Exercise
Reproduce the material word for word, from its first line down through the line that contains "tooltip-row-gdp: GDP: $1,039.66".
━━━━━━━━
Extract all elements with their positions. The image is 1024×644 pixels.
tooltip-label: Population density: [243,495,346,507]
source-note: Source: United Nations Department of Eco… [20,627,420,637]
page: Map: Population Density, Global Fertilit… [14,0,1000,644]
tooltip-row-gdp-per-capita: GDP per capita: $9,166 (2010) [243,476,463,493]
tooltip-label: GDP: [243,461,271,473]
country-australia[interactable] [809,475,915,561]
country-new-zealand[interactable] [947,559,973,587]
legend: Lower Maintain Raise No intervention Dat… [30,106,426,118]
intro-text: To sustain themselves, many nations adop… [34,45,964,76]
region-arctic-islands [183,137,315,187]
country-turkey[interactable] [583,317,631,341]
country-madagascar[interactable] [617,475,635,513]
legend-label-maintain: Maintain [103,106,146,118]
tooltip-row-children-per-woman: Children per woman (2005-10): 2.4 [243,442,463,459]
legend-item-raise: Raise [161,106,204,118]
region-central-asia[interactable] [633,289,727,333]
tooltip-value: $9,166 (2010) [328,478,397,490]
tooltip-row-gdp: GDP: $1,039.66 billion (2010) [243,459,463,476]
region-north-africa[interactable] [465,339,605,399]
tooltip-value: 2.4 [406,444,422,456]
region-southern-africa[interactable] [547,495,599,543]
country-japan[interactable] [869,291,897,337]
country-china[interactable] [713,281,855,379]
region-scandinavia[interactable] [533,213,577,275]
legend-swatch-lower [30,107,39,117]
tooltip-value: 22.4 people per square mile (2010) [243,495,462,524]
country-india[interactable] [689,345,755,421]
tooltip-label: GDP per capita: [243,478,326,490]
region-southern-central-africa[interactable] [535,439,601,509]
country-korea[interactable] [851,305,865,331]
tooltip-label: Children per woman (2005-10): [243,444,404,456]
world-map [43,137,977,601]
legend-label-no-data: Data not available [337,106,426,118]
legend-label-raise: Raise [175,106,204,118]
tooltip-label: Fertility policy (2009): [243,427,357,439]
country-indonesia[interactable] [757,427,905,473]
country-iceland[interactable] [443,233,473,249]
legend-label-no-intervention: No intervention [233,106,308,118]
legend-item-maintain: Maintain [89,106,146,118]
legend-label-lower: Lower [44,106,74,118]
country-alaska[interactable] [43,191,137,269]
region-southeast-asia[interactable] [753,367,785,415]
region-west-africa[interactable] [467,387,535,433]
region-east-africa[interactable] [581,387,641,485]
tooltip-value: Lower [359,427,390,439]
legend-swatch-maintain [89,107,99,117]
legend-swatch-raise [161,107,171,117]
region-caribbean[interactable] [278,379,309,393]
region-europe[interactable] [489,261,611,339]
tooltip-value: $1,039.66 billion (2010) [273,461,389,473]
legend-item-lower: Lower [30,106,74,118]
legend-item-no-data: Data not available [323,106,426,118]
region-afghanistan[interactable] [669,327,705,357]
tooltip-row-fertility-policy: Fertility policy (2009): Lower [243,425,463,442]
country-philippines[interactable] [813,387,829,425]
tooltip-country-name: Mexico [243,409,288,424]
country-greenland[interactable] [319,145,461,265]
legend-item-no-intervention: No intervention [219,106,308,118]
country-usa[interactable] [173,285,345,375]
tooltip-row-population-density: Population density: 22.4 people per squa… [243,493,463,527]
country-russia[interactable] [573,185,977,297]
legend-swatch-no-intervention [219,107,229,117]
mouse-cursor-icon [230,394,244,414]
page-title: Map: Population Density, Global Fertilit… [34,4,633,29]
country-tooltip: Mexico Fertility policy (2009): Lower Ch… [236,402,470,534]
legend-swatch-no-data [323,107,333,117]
━━━━━━━━
Answer below
Extract all elements with their positions. The image is 1024×644 pixels.
tooltip-label: Population density: [243,495,346,507]
source-note: Source: United Nations Department of Eco… [20,627,420,637]
page: Map: Population Density, Global Fertilit… [14,0,1000,644]
tooltip-row-gdp-per-capita: GDP per capita: $9,166 (2010) [243,476,463,493]
tooltip-label: GDP: [243,461,271,473]
country-australia[interactable] [809,475,915,561]
country-new-zealand[interactable] [947,559,973,587]
legend: Lower Maintain Raise No intervention Dat… [30,106,426,118]
intro-text: To sustain themselves, many nations adop… [34,45,964,76]
region-arctic-islands [183,137,315,187]
country-turkey[interactable] [583,317,631,341]
country-madagascar[interactable] [617,475,635,513]
legend-label-maintain: Maintain [103,106,146,118]
tooltip-row-children-per-woman: Children per woman (2005-10): 2.4 [243,442,463,459]
legend-item-raise: Raise [161,106,204,118]
region-central-asia[interactable] [633,289,727,333]
tooltip-value: $9,166 (2010) [328,478,397,490]
tooltip-row-gdp: GDP: $1,039.66 billion (2010) [243,459,463,476]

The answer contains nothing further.